**EXERCISE REQUIREMENTS:** Would you repeat the listing exactly but omit every picture?

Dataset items
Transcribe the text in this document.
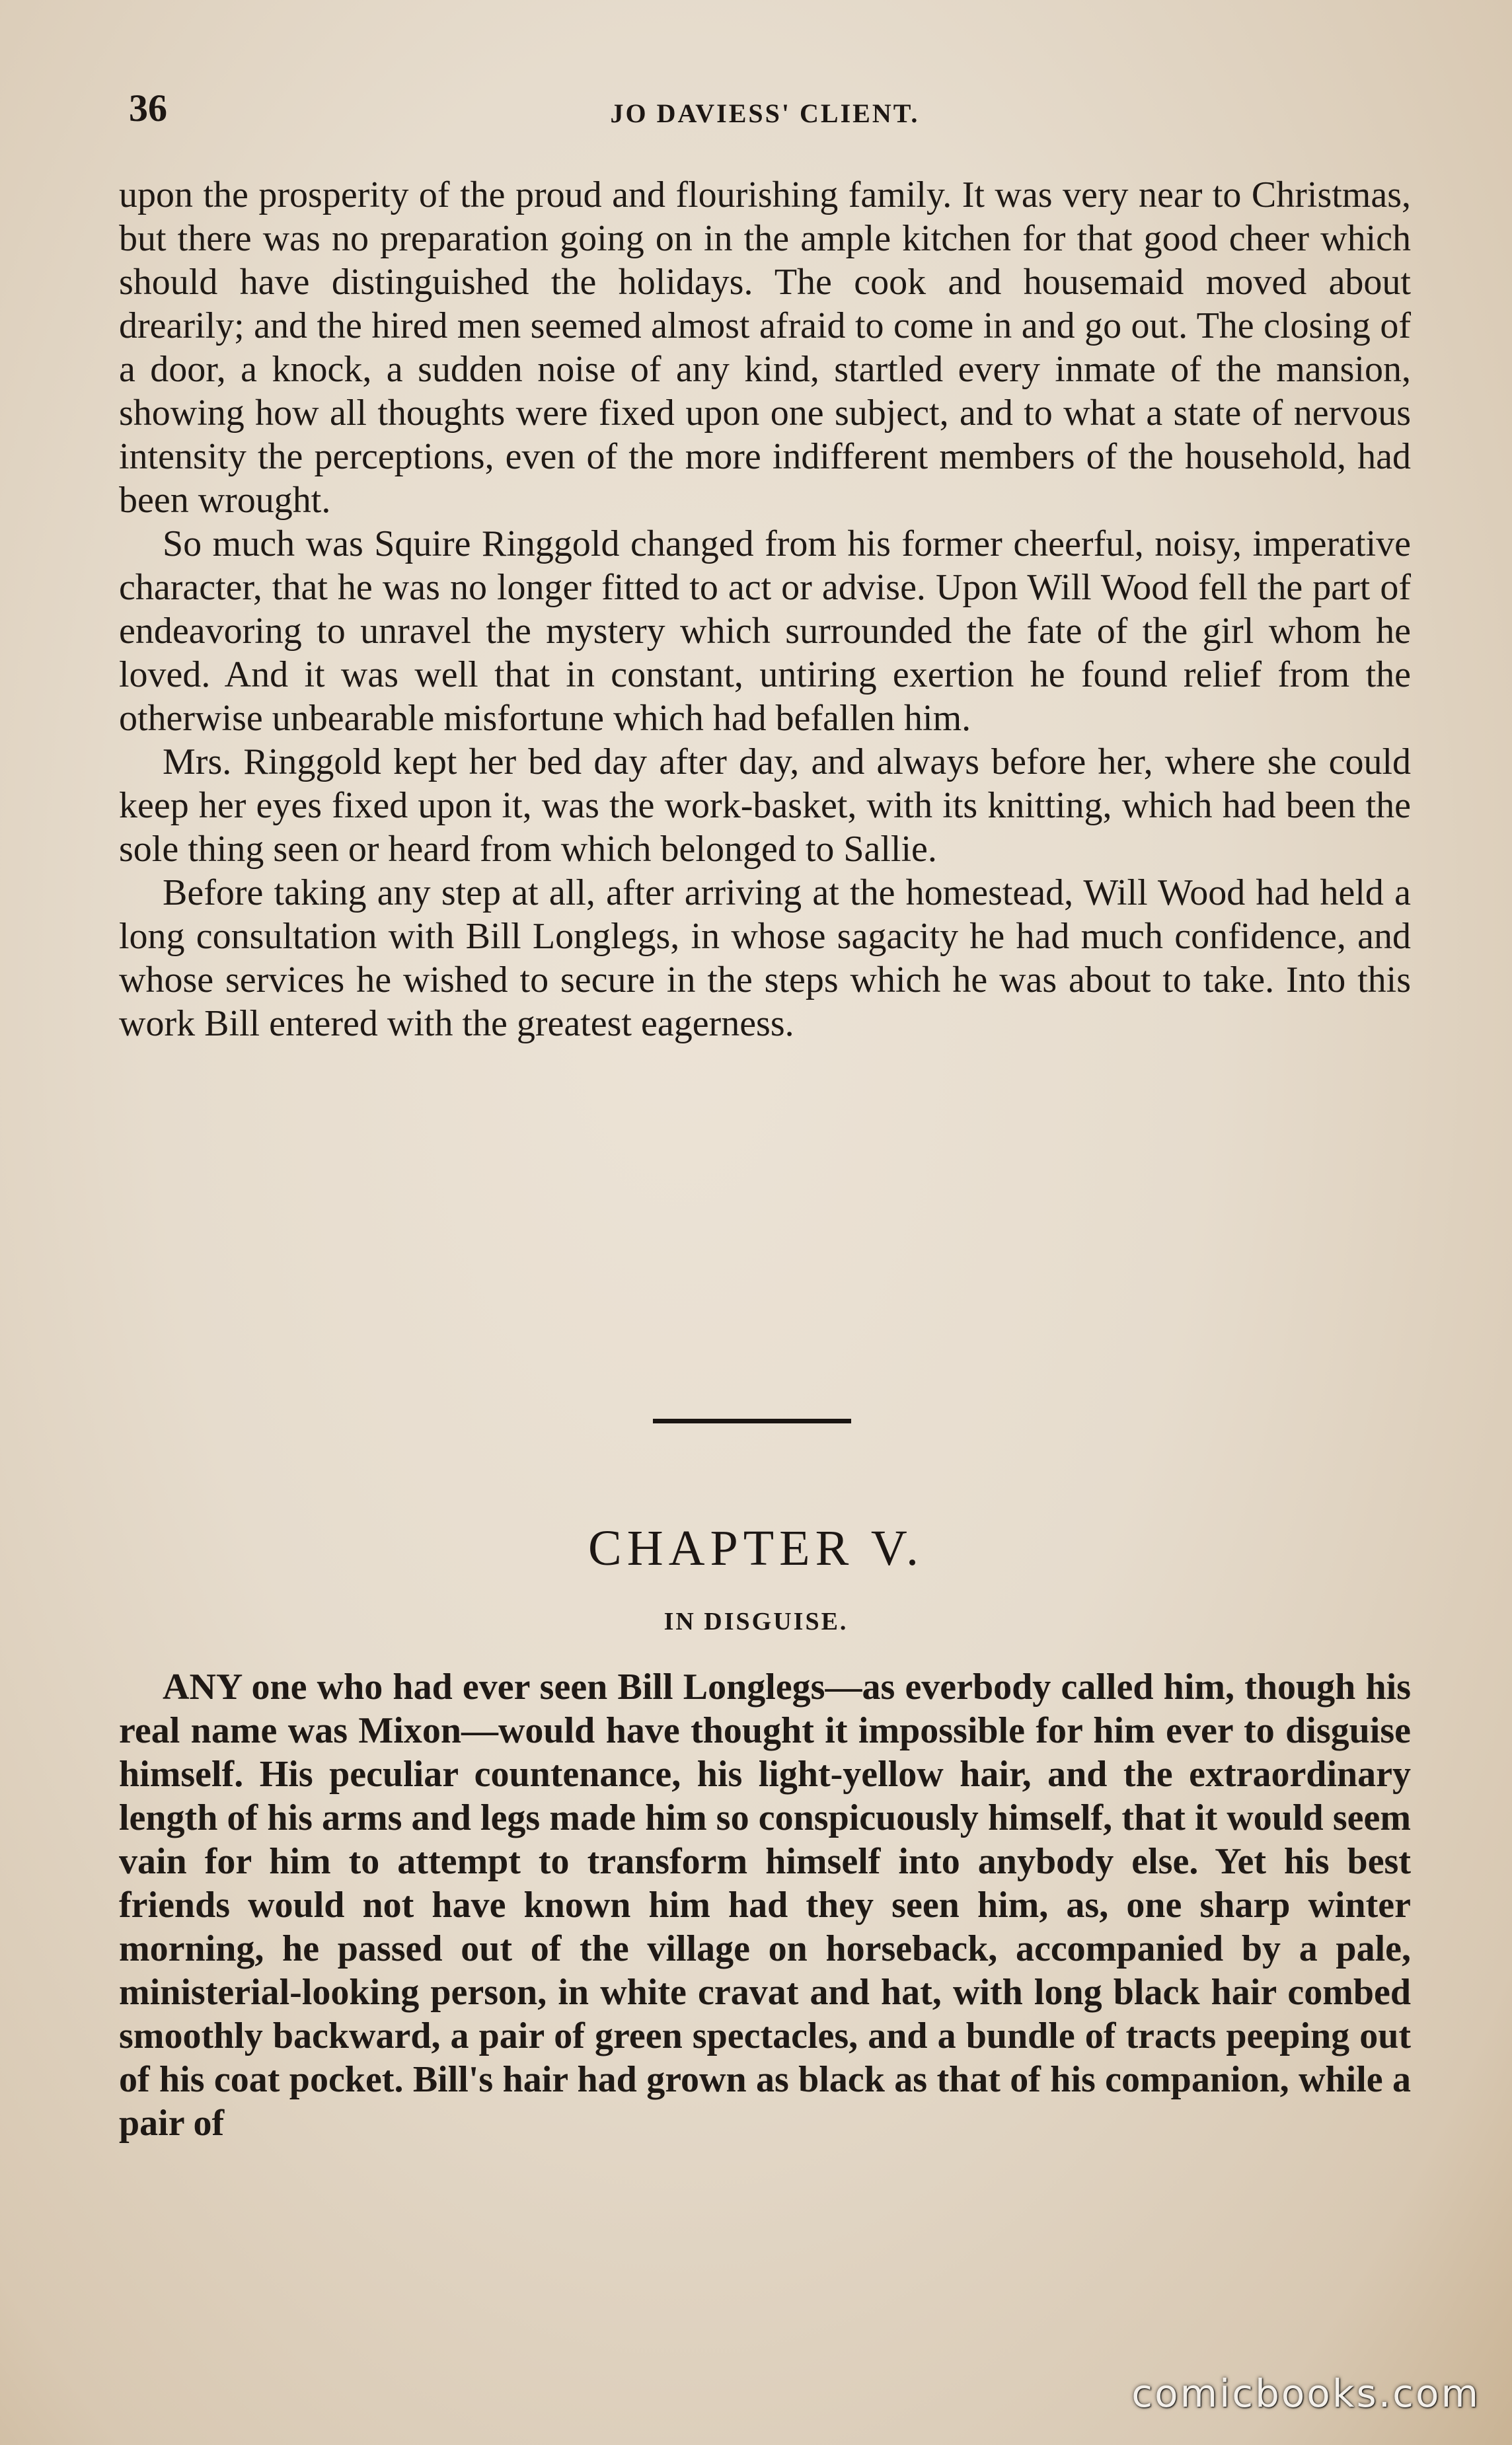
36	JO DAVIESS' CLIENT.

upon the prosperity of the proud and flourishing family. It was very near to Christmas, but there was no preparation going on in the ample kitchen for that good cheer which should have distinguished the holidays. The cook and housemaid moved about drearily; and the hired men seemed almost afraid to come in and go out. The closing of a door, a knock, a sudden noise of any kind, startled every inmate of the mansion, showing how all thoughts were fixed upon one subject, and to what a state of nervous intensity the perceptions, even of the more indifferent members of the household, had been wrought.

So much was Squire Ringgold changed from his former cheerful, noisy, imperative character, that he was no longer fitted to act or advise. Upon Will Wood fell the part of endeavoring to unravel the mystery which surrounded the fate of the girl whom he loved. And it was well that in constant, untiring exertion he found relief from the otherwise unbearable misfortune which had befallen him.

Mrs. Ringgold kept her bed day after day, and always before her, where she could keep her eyes fixed upon it, was the work-basket, with its knitting, which had been the sole thing seen or heard from which belonged to Sallie.

Before taking any step at all, after arriving at the homestead, Will Wood had held a long consultation with Bill Longlegs, in whose sagacity he had much confidence, and whose services he wished to secure in the steps which he was about to take. Into this work Bill entered with the greatest eagerness.

CHAPTER V.
IN DISGUISE.

ANY one who had ever seen Bill Longlegs—as everbody called him, though his real name was Mixon—would have thought it impossible for him ever to disguise himself. His peculiar countenance, his light-yellow hair, and the extraordinary length of his arms and legs made him so conspicuously himself, that it would seem vain for him to attempt to transform himself into anybody else. Yet his best friends would not have known him had they seen him, as, one sharp winter morning, he passed out of the village on horseback, accompanied by a pale, ministerial-looking person, in white cravat and hat, with long black hair combed smoothly backward, a pair of green spectacles, and a bundle of tracts peeping out of his coat pocket. Bill's hair had grown as black as that of his companion, while a pair of

comicbooks.com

**SOLUTION TO THE EXERCISE:**
Transcribe the text in this document.
36	JO DAVIESS' CLIENT.

upon the prosperity of the proud and flourishing family. It was very near to Christmas, but there was no preparation going on in the ample kitchen for that good cheer which should have distinguished the holidays. The cook and housemaid moved about drearily; and the hired men seemed almost afraid to come in and go out. The closing of a door, a knock, a sudden noise of any kind, startled every inmate of the mansion, showing how all thoughts were fixed upon one subject, and to what a state of nervous intensity the perceptions, even of the more indifferent members of the household, had been wrought.

So much was Squire Ringgold changed from his former cheerful, noisy, imperative character, that he was no longer fitted to act or advise. Upon Will Wood fell the part of endeavoring to unravel the mystery which surrounded the fate of the girl whom he loved. And it was well that in constant, untiring exertion he found relief from the otherwise unbearable misfortune which had befallen him.

Mrs. Ringgold kept her bed day after day, and always before her, where she could keep her eyes fixed upon it, was the work-basket, with its knitting, which had been the sole thing seen or heard from which belonged to Sallie.

Before taking any step at all, after arriving at the homestead, Will Wood had held a long consultation with Bill Longlegs, in whose sagacity he had much confidence, and whose services he wished to secure in the steps which he was about to take. Into this work Bill entered with the greatest eagerness.

CHAPTER V.
IN DISGUISE.

ANY one who had ever seen Bill Longlegs—as everbody called him, though his real name was Mixon—would have thought it impossible for him ever to disguise himself. His peculiar countenance, his light-yellow hair, and the extraordinary length of his arms and legs made him so conspicuously himself, that it would seem vain for him to attempt to transform himself into anybody else. Yet his best friends would not have known him had they seen him, as, one sharp winter morning, he passed out of the village on horseback, accompanied by a pale, ministerial-looking person, in white cravat and hat, with long black hair combed smoothly backward, a pair of green spectacles, and a bundle of tracts peeping out of his coat pocket. Bill's hair had grown as black as that of his companion, while a pair of

comicbooks.com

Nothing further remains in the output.